**Stated goal:**
Print every line of the listing exactly, please.

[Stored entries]
◇ ◇ ◇ ◇ ◇

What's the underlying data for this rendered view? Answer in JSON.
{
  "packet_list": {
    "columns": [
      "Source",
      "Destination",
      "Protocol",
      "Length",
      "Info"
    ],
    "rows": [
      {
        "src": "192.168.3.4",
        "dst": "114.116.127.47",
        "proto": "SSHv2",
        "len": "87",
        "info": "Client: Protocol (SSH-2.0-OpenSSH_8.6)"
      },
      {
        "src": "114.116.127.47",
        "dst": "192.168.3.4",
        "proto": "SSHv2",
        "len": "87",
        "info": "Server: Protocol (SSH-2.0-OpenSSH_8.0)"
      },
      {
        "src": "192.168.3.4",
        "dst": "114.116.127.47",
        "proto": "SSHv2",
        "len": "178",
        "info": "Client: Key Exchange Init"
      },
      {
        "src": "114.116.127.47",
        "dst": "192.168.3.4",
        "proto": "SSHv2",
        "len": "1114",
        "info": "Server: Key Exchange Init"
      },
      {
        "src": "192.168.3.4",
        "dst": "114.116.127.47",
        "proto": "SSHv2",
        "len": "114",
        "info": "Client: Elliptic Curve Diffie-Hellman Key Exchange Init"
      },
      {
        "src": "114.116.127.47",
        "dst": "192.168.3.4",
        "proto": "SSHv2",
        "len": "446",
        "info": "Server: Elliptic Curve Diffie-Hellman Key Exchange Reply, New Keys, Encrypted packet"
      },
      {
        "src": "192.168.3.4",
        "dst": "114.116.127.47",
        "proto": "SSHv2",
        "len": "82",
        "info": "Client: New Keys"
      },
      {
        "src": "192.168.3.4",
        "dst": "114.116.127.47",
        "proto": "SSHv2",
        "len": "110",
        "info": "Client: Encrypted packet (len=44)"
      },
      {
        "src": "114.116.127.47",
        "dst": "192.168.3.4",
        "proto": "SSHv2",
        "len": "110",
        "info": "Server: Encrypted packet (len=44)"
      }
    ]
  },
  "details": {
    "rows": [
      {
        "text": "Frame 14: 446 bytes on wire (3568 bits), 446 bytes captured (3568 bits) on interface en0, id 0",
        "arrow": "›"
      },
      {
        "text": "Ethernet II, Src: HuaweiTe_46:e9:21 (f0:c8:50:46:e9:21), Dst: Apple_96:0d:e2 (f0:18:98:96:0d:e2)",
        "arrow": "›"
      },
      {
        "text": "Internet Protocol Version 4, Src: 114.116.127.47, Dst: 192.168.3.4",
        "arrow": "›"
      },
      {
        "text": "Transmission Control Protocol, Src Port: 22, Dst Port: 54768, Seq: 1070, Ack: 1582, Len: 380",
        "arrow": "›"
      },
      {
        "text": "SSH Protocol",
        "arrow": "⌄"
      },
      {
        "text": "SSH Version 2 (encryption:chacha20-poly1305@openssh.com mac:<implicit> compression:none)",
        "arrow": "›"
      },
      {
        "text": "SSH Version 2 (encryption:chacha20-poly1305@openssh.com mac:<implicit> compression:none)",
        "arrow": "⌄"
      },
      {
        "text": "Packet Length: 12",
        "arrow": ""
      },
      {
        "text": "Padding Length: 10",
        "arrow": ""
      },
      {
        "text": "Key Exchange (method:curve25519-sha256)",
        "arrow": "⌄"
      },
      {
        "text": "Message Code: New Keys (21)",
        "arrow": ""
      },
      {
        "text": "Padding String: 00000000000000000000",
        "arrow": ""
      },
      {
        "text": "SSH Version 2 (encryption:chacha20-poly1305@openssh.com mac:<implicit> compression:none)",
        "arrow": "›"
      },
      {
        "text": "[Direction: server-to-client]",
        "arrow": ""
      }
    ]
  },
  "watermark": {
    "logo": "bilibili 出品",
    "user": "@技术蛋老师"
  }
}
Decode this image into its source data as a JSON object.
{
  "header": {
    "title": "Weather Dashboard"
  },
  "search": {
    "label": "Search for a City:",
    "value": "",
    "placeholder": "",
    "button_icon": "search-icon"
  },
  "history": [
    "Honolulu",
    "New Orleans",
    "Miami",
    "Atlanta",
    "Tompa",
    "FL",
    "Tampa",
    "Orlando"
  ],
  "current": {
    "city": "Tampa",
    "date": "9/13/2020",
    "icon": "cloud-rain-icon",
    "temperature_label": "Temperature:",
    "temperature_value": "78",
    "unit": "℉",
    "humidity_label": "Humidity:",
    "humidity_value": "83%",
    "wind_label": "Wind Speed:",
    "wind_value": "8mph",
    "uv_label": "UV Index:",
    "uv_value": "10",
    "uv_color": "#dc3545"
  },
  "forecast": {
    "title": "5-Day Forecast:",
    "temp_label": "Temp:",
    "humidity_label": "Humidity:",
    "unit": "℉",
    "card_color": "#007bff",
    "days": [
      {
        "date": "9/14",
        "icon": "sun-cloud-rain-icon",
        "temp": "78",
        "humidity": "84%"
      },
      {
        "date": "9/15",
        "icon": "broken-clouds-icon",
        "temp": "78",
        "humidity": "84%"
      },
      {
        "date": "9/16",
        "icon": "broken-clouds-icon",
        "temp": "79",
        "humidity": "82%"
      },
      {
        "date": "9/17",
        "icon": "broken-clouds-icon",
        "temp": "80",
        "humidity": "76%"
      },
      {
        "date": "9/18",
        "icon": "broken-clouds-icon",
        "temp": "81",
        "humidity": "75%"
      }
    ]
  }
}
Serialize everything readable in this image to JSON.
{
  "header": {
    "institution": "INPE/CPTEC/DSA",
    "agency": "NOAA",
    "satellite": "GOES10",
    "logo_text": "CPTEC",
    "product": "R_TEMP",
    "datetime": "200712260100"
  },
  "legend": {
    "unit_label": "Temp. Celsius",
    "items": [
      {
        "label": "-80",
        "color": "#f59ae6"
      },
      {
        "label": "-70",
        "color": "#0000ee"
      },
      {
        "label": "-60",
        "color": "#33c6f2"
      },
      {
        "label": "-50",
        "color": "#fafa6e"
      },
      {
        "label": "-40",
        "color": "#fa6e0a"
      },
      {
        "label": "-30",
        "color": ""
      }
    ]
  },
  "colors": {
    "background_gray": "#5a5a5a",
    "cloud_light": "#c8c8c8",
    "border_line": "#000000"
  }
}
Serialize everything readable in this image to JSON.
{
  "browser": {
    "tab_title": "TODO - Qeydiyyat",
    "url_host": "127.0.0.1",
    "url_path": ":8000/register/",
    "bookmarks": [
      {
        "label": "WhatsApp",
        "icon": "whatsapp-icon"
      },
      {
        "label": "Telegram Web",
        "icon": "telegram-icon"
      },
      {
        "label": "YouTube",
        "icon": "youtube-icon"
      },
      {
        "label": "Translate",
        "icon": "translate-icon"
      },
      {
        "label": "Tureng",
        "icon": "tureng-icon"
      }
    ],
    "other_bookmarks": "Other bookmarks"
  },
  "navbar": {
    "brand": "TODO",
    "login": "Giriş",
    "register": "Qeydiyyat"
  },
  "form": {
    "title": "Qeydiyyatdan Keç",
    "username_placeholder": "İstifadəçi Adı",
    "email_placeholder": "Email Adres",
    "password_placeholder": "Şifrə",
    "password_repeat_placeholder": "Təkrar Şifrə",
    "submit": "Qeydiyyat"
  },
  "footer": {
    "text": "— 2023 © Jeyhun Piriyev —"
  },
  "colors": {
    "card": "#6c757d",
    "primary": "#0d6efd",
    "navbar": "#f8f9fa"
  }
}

◇ ◇ ◇ ◇ ◇

**Exercise result:**
What's the underlying data for this rendered view? Answer in JSON.
{
  "packet_list": {
    "columns": [
      "Source",
      "Destination",
      "Protocol",
      "Length",
      "Info"
    ],
    "rows": [
      {
        "src": "192.168.3.4",
        "dst": "114.116.127.47",
        "proto": "SSHv2",
        "len": "87",
        "info": "Client: Protocol (SSH-2.0-OpenSSH_8.6)"
      },
      {
        "src": "114.116.127.47",
        "dst": "192.168.3.4",
        "proto": "SSHv2",
        "len": "87",
        "info": "Server: Protocol (SSH-2.0-OpenSSH_8.0)"
      },
      {
        "src": "192.168.3.4",
        "dst": "114.116.127.47",
        "proto": "SSHv2",
        "len": "178",
        "info": "Client: Key Exchange Init"
      },
      {
        "src": "114.116.127.47",
        "dst": "192.168.3.4",
        "proto": "SSHv2",
        "len": "1114",
        "info": "Server: Key Exchange Init"
      },
      {
        "src": "192.168.3.4",
        "dst": "114.116.127.47",
        "proto": "SSHv2",
        "len": "114",
        "info": "Client: Elliptic Curve Diffie-Hellman Key Exchange Init"
      },
      {
        "src": "114.116.127.47",
        "dst": "192.168.3.4",
        "proto": "SSHv2",
        "len": "446",
        "info": "Server: Elliptic Curve Diffie-Hellman Key Exchange Reply, New Keys, Encrypted packet"
      },
      {
        "src": "192.168.3.4",
        "dst": "114.116.127.47",
        "proto": "SSHv2",
        "len": "82",
        "info": "Client: New Keys"
      },
      {
        "src": "192.168.3.4",
        "dst": "114.116.127.47",
        "proto": "SSHv2",
        "len": "110",
        "info": "Client: Encrypted packet (len=44)"
      },
      {
        "src": "114.116.127.47",
        "dst": "192.168.3.4",
        "proto": "SSHv2",
        "len": "110",
        "info": "Server: Encrypted packet (len=44)"
      }
    ]
  },
  "details": {
    "rows": [
      {
        "text": "Frame 14: 446 bytes on wire (3568 bits), 446 bytes captured (3568 bits) on interface en0, id 0",
        "arrow": "›"
      },
      {
        "text": "Ethernet II, Src: HuaweiTe_46:e9:21 (f0:c8:50:46:e9:21), Dst: Apple_96:0d:e2 (f0:18:98:96:0d:e2)",
        "arrow": "›"
      },
      {
        "text": "Internet Protocol Version 4, Src: 114.116.127.47, Dst: 192.168.3.4",
        "arrow": "›"
      },
      {
        "text": "Transmission Control Protocol, Src Port: 22, Dst Port: 54768, Seq: 1070, Ack: 1582, Len: 380",
        "arrow": "›"
      },
      {
        "text": "SSH Protocol",
        "arrow": "⌄"
      },
      {
        "text": "SSH Version 2 (encryption:chacha20-poly1305@openssh.com mac:<implicit> compression:none)",
        "arrow": "›"
      },
      {
        "text": "SSH Version 2 (encryption:chacha20-poly1305@openssh.com mac:<implicit> compression:none)",
        "arrow": "⌄"
      },
      {
        "text": "Packet Length: 12",
        "arrow": ""
      },
      {
        "text": "Padding Length: 10",
        "arrow": ""
      },
      {
        "text": "Key Exchange (method:curve25519-sha256)",
        "arrow": "⌄"
      },
      {
        "text": "Message Code: New Keys (21)",
        "arrow": ""
      },
      {
        "text": "Padding String: 00000000000000000000",
        "arrow": ""
      },
      {
        "text": "SSH Version 2 (encryption:chacha20-poly1305@openssh.com mac:<implicit> compression:none)",
        "arrow": "›"
      },
      {
        "text": "[Direction: server-to-client]",
        "arrow": ""
      }
    ]
  },
  "watermark": {
    "logo": "bilibili 出品",
    "user": "@技术蛋老师"
  }
}
Decode this image into its source data as a JSON object.
{
  "header": {
    "title": "Weather Dashboard"
  },
  "search": {
    "label": "Search for a City:",
    "value": "",
    "placeholder": "",
    "button_icon": "search-icon"
  },
  "history": [
    "Honolulu",
    "New Orleans",
    "Miami",
    "Atlanta",
    "Tompa",
    "FL",
    "Tampa",
    "Orlando"
  ],
  "current": {
    "city": "Tampa",
    "date": "9/13/2020",
    "icon": "cloud-rain-icon",
    "temperature_label": "Temperature:",
    "temperature_value": "78",
    "unit": "℉",
    "humidity_label": "Humidity:",
    "humidity_value": "83%",
    "wind_label": "Wind Speed:",
    "wind_value": "8mph",
    "uv_label": "UV Index:",
    "uv_value": "10",
    "uv_color": "#dc3545"
  },
  "forecast": {
    "title": "5-Day Forecast:",
    "temp_label": "Temp:",
    "humidity_label": "Humidity:",
    "unit": "℉",
    "card_color": "#007bff",
    "days": [
      {
        "date": "9/14",
        "icon": "sun-cloud-rain-icon",
        "temp": "78",
        "humidity": "84%"
      },
      {
        "date": "9/15",
        "icon": "broken-clouds-icon",
        "temp": "78",
        "humidity": "84%"
      },
      {
        "date": "9/16",
        "icon": "broken-clouds-icon",
        "temp": "79",
        "humidity": "82%"
      },
      {
        "date": "9/17",
        "icon": "broken-clouds-icon",
        "temp": "80",
        "humidity": "76%"
      },
      {
        "date": "9/18",
        "icon": "broken-clouds-icon",
        "temp": "81",
        "humidity": "75%"
      }
    ]
  }
}
Serialize everything readable in this image to JSON.
{
  "header": {
    "institution": "INPE/CPTEC/DSA",
    "agency": "NOAA",
    "satellite": "GOES10",
    "logo_text": "CPTEC",
    "product": "R_TEMP",
    "datetime": "200712260100"
  },
  "legend": {
    "unit_label": "Temp. Celsius",
    "items": [
      {
        "label": "-80",
        "color": "#f59ae6"
      },
      {
        "label": "-70",
        "color": "#0000ee"
      },
      {
        "label": "-60",
        "color": "#33c6f2"
      },
      {
        "label": "-50",
        "color": "#fafa6e"
      },
      {
        "label": "-40",
        "color": "#fa6e0a"
      },
      {
        "label": "-30",
        "color": ""
      }
    ]
  },
  "colors": {
    "background_gray": "#5a5a5a",
    "cloud_light": "#c8c8c8",
    "border_line": "#000000"
  }
}
Serialize everything readable in this image to JSON.
{
  "browser": {
    "tab_title": "TODO - Qeydiyyat",
    "url_host": "127.0.0.1",
    "url_path": ":8000/register/",
    "bookmarks": [
      {
        "label": "WhatsApp",
        "icon": "whatsapp-icon"
      },
      {
        "label": "Telegram Web",
        "icon": "telegram-icon"
      },
      {
        "label": "YouTube",
        "icon": "youtube-icon"
      },
      {
        "label": "Translate",
        "icon": "translate-icon"
      },
      {
        "label": "Tureng",
        "icon": "tureng-icon"
      }
    ],
    "other_bookmarks": "Other bookmarks"
  },
  "navbar": {
    "brand": "TODO",
    "login": "Giriş",
    "register": "Qeydiyyat"
  },
  "form": {
    "title": "Qeydiyyatdan Keç",
    "username_placeholder": "İstifadəçi Adı",
    "email_placeholder": "Email Adres",
    "password_placeholder": "Şifrə",
    "password_repeat_placeholder": "Təkrar Şifrə",
    "submit": "Qeydiyyat"
  },
  "footer": {
    "text": "— 2023 © Jeyhun Piriyev —"
  },
  "colors": {
    "card": "#6c757d",
    "primary": "#0d6efd",
    "navbar": "#f8f9fa"
  }
}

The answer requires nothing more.